» **WORK TO COMPLETE**
Print each line of the listing once more, precisely as given.

» **INFORMATION PROVIDED**
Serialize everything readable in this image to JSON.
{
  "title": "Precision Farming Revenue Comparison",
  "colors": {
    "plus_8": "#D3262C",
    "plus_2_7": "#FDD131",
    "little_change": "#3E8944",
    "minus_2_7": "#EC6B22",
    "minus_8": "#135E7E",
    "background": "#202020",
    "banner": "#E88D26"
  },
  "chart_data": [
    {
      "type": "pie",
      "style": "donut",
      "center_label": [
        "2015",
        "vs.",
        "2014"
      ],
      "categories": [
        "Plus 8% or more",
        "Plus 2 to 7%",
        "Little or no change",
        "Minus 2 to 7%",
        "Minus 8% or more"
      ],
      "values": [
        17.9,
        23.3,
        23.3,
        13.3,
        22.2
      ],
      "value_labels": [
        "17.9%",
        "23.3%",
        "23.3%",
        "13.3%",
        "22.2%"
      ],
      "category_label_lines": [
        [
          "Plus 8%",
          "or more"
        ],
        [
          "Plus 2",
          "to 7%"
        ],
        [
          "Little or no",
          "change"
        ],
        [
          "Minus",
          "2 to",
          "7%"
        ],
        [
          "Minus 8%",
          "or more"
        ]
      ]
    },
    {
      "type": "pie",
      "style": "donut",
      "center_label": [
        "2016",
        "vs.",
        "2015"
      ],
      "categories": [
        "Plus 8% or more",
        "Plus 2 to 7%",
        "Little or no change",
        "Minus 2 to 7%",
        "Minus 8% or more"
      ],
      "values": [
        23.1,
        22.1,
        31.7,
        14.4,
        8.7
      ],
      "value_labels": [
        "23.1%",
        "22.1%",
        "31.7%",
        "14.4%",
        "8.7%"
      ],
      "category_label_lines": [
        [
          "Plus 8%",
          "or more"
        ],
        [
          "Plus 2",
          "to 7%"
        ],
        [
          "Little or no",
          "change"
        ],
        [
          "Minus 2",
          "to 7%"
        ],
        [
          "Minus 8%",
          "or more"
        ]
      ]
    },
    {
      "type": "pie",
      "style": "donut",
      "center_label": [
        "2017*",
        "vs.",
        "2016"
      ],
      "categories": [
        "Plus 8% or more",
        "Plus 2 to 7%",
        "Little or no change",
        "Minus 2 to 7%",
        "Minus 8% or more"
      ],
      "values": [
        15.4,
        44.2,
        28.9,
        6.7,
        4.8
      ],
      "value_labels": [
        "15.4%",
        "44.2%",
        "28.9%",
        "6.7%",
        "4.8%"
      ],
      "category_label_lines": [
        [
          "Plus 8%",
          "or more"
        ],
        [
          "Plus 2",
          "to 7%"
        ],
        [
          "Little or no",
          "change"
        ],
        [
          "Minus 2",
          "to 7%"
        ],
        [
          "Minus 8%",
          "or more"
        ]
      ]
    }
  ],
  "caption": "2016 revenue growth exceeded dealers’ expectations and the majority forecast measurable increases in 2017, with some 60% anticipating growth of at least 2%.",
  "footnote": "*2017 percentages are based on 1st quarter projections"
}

» **CORRECT RESULT**
Serialize everything readable in this image to JSON.
{
  "title": "Precision Farming Revenue Comparison",
  "colors": {
    "plus_8": "#D3262C",
    "plus_2_7": "#FDD131",
    "little_change": "#3E8944",
    "minus_2_7": "#EC6B22",
    "minus_8": "#135E7E",
    "background": "#202020",
    "banner": "#E88D26"
  },
  "chart_data": [
    {
      "type": "pie",
      "style": "donut",
      "center_label": [
        "2015",
        "vs.",
        "2014"
      ],
      "categories": [
        "Plus 8% or more",
        "Plus 2 to 7%",
        "Little or no change",
        "Minus 2 to 7%",
        "Minus 8% or more"
      ],
      "values": [
        17.9,
        23.3,
        23.3,
        13.3,
        22.2
      ],
      "value_labels": [
        "17.9%",
        "23.3%",
        "23.3%",
        "13.3%",
        "22.2%"
      ],
      "category_label_lines": [
        [
          "Plus 8%",
          "or more"
        ],
        [
          "Plus 2",
          "to 7%"
        ],
        [
          "Little or no",
          "change"
        ],
        [
          "Minus",
          "2 to",
          "7%"
        ],
        [
          "Minus 8%",
          "or more"
        ]
      ]
    },
    {
      "type": "pie",
      "style": "donut",
      "center_label": [
        "2016",
        "vs.",
        "2015"
      ],
      "categories": [
        "Plus 8% or more",
        "Plus 2 to 7%",
        "Little or no change",
        "Minus 2 to 7%",
        "Minus 8% or more"
      ],
      "values": [
        23.1,
        22.1,
        31.7,
        14.4,
        8.7
      ],
      "value_labels": [
        "23.1%",
        "22.1%",
        "31.7%",
        "14.4%",
        "8.7%"
      ],
      "category_label_lines": [
        [
          "Plus 8%",
          "or more"
        ],
        [
          "Plus 2",
          "to 7%"
        ],
        [
          "Little or no",
          "change"
        ],
        [
          "Minus 2",
          "to 7%"
        ],
        [
          "Minus 8%",
          "or more"
        ]
      ]
    },
    {
      "type": "pie",
      "style": "donut",
      "center_label": [
        "2017*",
        "vs.",
        "2016"
      ],
      "categories": [
        "Plus 8% or more",
        "Plus 2 to 7%",
        "Little or no change",
        "Minus 2 to 7%",
        "Minus 8% or more"
      ],
      "values": [
        15.4,
        44.2,
        28.9,
        6.7,
        4.8
      ],
      "value_labels": [
        "15.4%",
        "44.2%",
        "28.9%",
        "6.7%",
        "4.8%"
      ],
      "category_label_lines": [
        [
          "Plus 8%",
          "or more"
        ],
        [
          "Plus 2",
          "to 7%"
        ],
        [
          "Little or no",
          "change"
        ],
        [
          "Minus 2",
          "to 7%"
        ],
        [
          "Minus 8%",
          "or more"
        ]
      ]
    }
  ],
  "caption": "2016 revenue growth exceeded dealers’ expectations and the majority forecast measurable increases in 2017, with some 60% anticipating growth of at least 2%.",
  "footnote": "*2017 percentages are based on 1st quarter projections"
}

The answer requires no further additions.